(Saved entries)
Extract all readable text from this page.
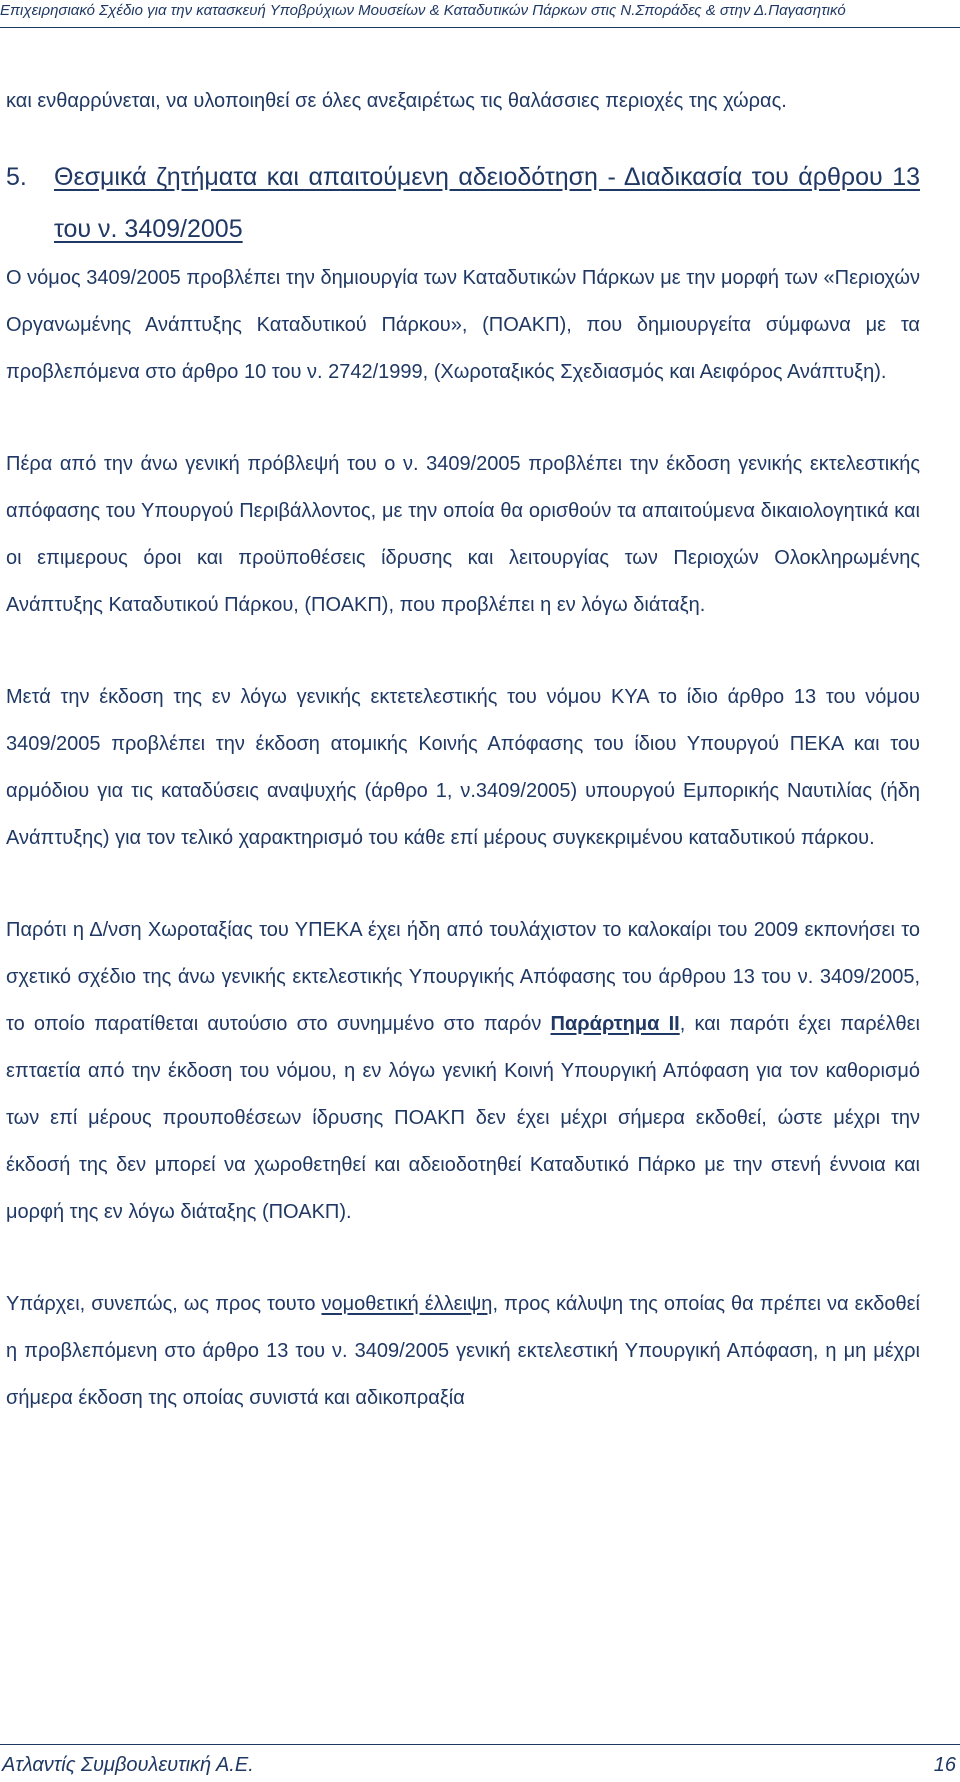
Επιχειρησιακό Σχέδιο για την κατασκευή Υποβρύχιων Μουσείων & Καταδυτικών Πάρκων στις Ν.Σποράδες & στην Δ.Παγασητικό

και ενθαρρύνεται, να υλοποιηθεί σε όλες ανεξαιρέτως τις θαλάσσιες περιοχές της χώρας.

5. Θεσμικά ζητήματα και απαιτούμενη αδειοδότηση - Διαδικασία του άρθρου 13 του ν. 3409/2005

Ο νόμος 3409/2005 προβλέπει την δημιουργία των Καταδυτικών Πάρκων με την μορφή των «Περιοχών Οργανωμένης Ανάπτυξης Καταδυτικού Πάρκου», (ΠΟΑΚΠ), που δημιουργείτα σύμφωνα με τα προβλεπόμενα στο άρθρο 10 του ν. 2742/1999, (Χωροταξικός Σχεδιασμός και Αειφόρος Ανάπτυξη).

Πέρα από την άνω γενική πρόβλεψή του ο ν. 3409/2005 προβλέπει την έκδοση γενικής εκτελεστικής απόφασης του Υπουργού Περιβάλλοντος, με την οποία θα ορισθούν τα απαιτούμενα δικαιολογητικά και οι επιμερους όροι και προϋποθέσεις ίδρυσης και λειτουργίας των Περιοχών Ολοκληρωμένης Ανάπτυξης Καταδυτικού Πάρκου, (ΠΟΑΚΠ), που προβλέπει η εν λόγω διάταξη.

Μετά την έκδοση της εν λόγω γενικής εκτετελεστικής του νόμου ΚΥΑ το ίδιο άρθρο 13 του νόμου 3409/2005 προβλέπει την έκδοση ατομικής Κοινής Απόφασης του ίδιου Υπουργού ΠΕΚΑ και του αρμόδιου για τις καταδύσεις αναψυχής (άρθρο 1, ν.3409/2005) υπουργού Εμπορικής Ναυτιλίας (ήδη Ανάπτυξης) για τον τελικό χαρακτηρισμό του κάθε επί μέρους συγκεκριμένου καταδυτικού πάρκου.

Παρότι η Δ/νση Χωροταξίας του ΥΠΕΚΑ έχει ήδη από τουλάχιστον το καλοκαίρι του 2009 εκπονήσει το σχετικό σχέδιο της άνω γενικής εκτελεστικής Υπουργικής Απόφασης του άρθρου 13 του ν. 3409/2005, το οποίο παρατίθεται αυτούσιο στο συνημμένο στο παρόν Παράρτημα ΙΙ, και παρότι έχει παρέλθει επταετία από την έκδοση του νόμου, η εν λόγω γενική Κοινή Υπουργική Απόφαση για τον καθορισμό των επί μέρους προυποθέσεων ίδρυσης ΠΟΑΚΠ δεν έχει μέχρι σήμερα εκδοθεί, ώστε μέχρι την έκδοσή της δεν μπορεί να χωροθετηθεί και αδειοδοτηθεί Καταδυτικό Πάρκο με την στενή έννοια και μορφή της εν λόγω διάταξης (ΠΟΑΚΠ).

Υπάρχει, συνεπώς, ως προς τουτο νομοθετική έλλειψη, προς κάλυψη της οποίας θα πρέπει να εκδοθεί η προβλεπόμενη στο άρθρο 13 του ν. 3409/2005 γενική εκτελεστική Υπουργική Απόφαση, η μη μέχρι σήμερα έκδοση της οποίας συνιστά και αδικοπραξία

Ατλαντίς Συμβουλευτική Α.Ε.	16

- GOAL
List the lines of the material in which the word "Πάρκων" occurs.

- RESULT OF THE EXERCISE
Επιχειρησιακό Σχέδιο για την κατασκευή Υποβρύχιων Μουσείων & Καταδυτικών Πάρκων στις Ν.Σποράδες & στην Δ.Παγασητικό
Ο νόμος 3409/2005 προβλέπει την δημιουργία των Καταδυτικών Πάρκων με την μορφή των «Περιοχών Οργανωμένης Ανάπτυξης Καταδυτικού Πάρκου», (ΠΟΑΚΠ), που δημιουργείτα σύμφωνα με τα προβλεπόμενα στο άρθρο 10 του ν. 2742/1999, (Χωροταξικός Σχεδιασμός και Αειφόρος Ανάπτυξη).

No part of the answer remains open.